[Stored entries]
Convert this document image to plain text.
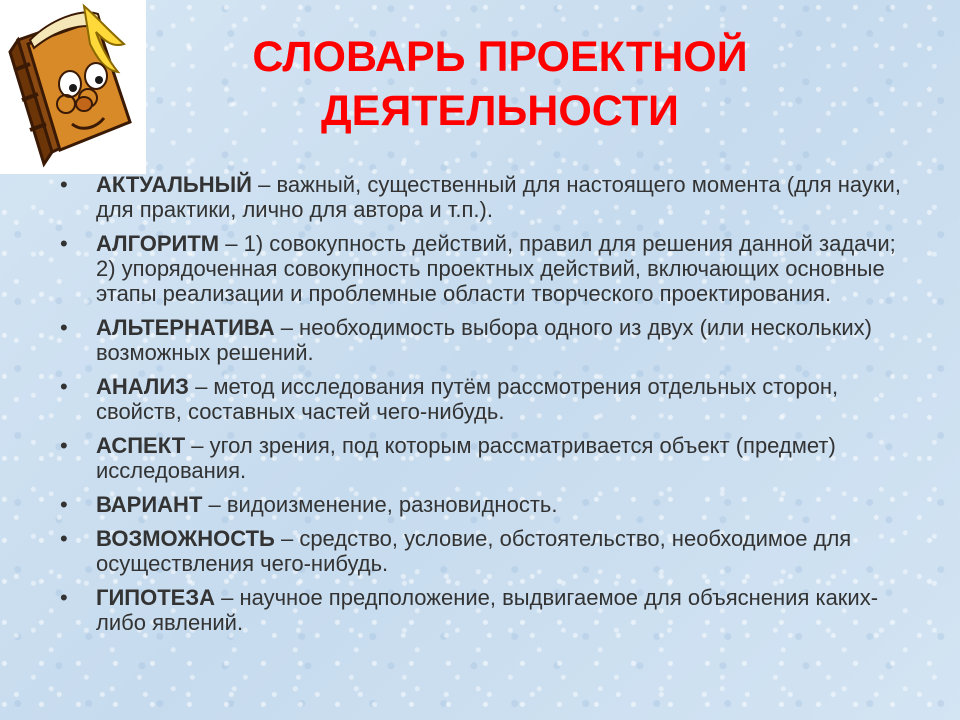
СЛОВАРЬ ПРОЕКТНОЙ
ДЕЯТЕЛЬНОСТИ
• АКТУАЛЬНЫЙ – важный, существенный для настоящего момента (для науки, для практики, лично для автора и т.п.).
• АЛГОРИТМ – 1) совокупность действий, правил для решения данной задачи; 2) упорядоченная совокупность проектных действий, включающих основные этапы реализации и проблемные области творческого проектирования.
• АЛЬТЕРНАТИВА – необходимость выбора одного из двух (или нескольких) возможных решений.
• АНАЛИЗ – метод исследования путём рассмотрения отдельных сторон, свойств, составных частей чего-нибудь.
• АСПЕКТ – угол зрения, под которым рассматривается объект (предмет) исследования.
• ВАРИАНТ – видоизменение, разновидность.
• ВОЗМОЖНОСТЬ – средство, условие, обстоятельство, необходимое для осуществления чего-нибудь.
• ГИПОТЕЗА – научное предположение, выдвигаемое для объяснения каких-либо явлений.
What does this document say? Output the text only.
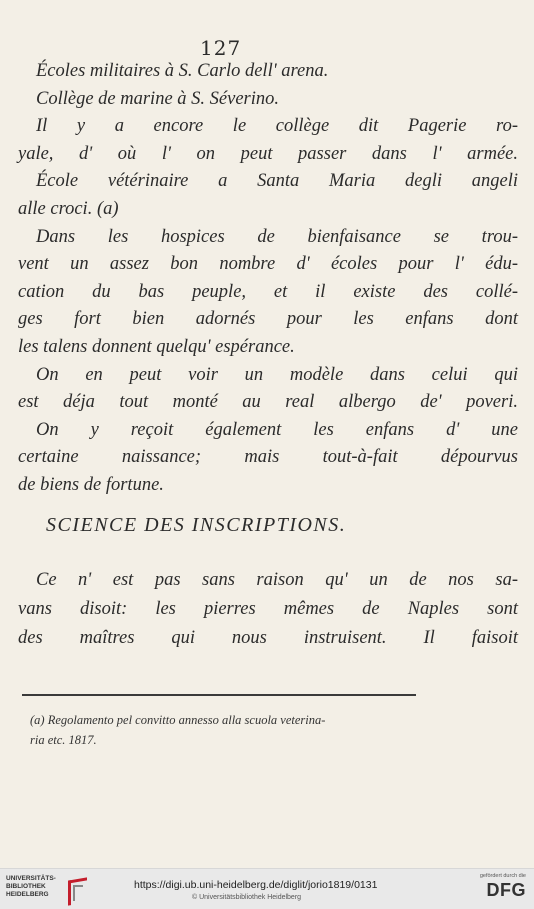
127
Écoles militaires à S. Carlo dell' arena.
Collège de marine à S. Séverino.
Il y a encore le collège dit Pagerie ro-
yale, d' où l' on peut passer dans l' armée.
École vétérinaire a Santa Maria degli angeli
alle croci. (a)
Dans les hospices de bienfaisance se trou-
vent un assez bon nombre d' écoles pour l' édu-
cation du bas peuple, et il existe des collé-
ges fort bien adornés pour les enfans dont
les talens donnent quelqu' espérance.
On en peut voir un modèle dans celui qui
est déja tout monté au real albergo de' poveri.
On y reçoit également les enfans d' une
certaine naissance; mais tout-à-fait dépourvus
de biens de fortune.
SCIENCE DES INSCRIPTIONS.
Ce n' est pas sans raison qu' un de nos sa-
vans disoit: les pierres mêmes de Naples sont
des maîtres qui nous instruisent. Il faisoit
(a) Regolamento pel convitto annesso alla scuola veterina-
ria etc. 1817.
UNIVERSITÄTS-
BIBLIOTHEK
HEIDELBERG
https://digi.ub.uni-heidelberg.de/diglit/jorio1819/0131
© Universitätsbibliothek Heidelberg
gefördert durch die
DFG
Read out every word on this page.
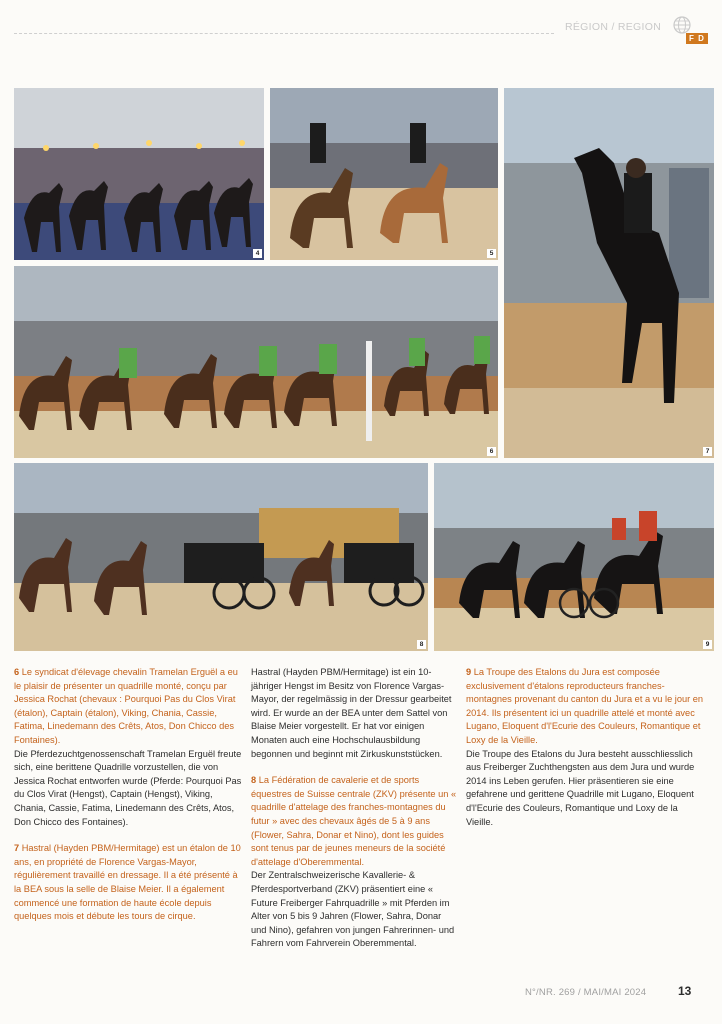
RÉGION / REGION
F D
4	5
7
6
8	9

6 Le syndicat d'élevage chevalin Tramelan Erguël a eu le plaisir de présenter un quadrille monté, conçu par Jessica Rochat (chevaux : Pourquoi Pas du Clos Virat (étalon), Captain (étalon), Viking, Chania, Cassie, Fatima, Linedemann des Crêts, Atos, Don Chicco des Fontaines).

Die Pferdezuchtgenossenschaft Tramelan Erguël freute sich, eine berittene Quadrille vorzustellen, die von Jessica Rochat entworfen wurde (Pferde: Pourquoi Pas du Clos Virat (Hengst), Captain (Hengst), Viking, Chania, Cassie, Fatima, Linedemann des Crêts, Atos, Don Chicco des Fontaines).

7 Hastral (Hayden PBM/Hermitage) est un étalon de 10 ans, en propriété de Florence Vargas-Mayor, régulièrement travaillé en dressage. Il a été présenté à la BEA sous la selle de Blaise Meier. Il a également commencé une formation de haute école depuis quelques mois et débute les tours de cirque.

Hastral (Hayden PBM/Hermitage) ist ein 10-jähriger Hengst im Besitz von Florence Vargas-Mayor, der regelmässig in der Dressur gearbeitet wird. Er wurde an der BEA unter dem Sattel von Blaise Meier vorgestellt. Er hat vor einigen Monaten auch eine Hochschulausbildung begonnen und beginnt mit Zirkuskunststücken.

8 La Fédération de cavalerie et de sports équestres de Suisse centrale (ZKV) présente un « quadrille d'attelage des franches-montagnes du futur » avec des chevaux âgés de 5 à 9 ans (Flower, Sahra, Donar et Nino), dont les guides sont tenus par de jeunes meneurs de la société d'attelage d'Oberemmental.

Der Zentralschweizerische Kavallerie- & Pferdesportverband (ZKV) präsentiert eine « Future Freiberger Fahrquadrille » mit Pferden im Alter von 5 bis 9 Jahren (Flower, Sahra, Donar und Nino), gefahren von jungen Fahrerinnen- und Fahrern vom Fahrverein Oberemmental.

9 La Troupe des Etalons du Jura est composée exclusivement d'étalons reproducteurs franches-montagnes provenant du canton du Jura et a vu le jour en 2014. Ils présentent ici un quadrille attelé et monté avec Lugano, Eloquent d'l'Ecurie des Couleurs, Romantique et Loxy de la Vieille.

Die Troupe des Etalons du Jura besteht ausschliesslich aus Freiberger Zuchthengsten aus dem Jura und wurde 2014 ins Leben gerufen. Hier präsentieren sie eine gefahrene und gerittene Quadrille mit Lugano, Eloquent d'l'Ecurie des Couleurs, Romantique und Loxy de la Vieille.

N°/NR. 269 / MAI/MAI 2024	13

» Short problem:
Track down all lines above with the string "исследования" and copy them.

» Written response:
• АНАЛИЗ – метод исследования путём рассмотрения отдельных сторон, свойств, составных частей чего-нибудь.
• АСПЕКТ – угол зрения, под которым рассматривается объект (предмет) исследования.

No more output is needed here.